Items from a dataset

## Start

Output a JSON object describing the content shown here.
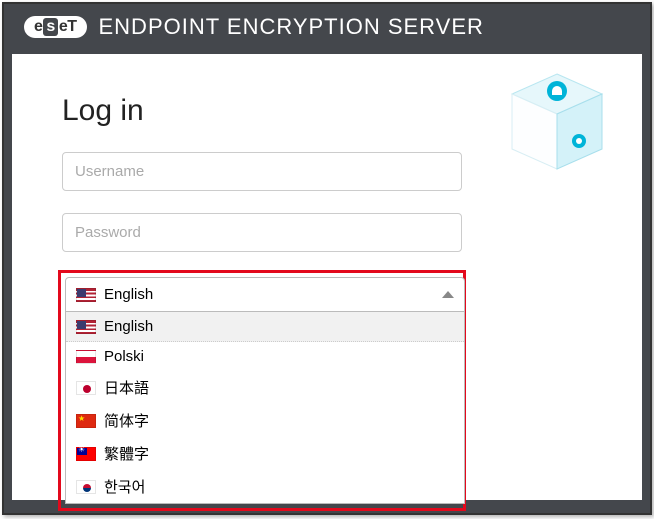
{
  "header": {
    "brand_parts": [
      "e",
      "s",
      "e",
      "T"
    ],
    "title": "ENDPOINT ENCRYPTION SERVER"
  },
  "login": {
    "title": "Log in",
    "username_placeholder": "Username",
    "password_placeholder": "Password"
  },
  "language": {
    "selected_label": "English",
    "selected_flag": "us",
    "options": [
      {
        "label": "English",
        "flag": "us",
        "selected": true
      },
      {
        "label": "Polski",
        "flag": "pl",
        "selected": false
      },
      {
        "label": "日本語",
        "flag": "jp",
        "selected": false
      },
      {
        "label": "简体字",
        "flag": "cn",
        "selected": false
      },
      {
        "label": "繁體字",
        "flag": "tw",
        "selected": false
      },
      {
        "label": "한국어",
        "flag": "kr",
        "selected": false
      }
    ]
  }
}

## End

**AIM**
Write out all the entries word for word, but skip any images.

**CORRECT RESULT**
Output a JSON object describing the content shown here.
{
  "header": {
    "brand_parts": [
      "e",
      "s",
      "e",
      "T"
    ],
    "title": "ENDPOINT ENCRYPTION SERVER"
  },
  "login": {
    "title": "Log in",
    "username_placeholder": "Username",
    "password_placeholder": "Password"
  },
  "language": {
    "selected_label": "English",
    "selected_flag": "us",
    "options": [
      {
        "label": "English",
        "flag": "us",
        "selected": true
      },
      {
        "label": "Polski",
        "flag": "pl",
        "selected": false
      },
      {
        "label": "日本語",
        "flag": "jp",
        "selected": false
      },
      {
        "label": "简体字",
        "flag": "cn",
        "selected": false
      },
      {
        "label": "繁體字",
        "flag": "tw",
        "selected": false
      },
      {
        "label": "한국어",
        "flag": "kr",
        "selected": false
      }
    ]
  }
}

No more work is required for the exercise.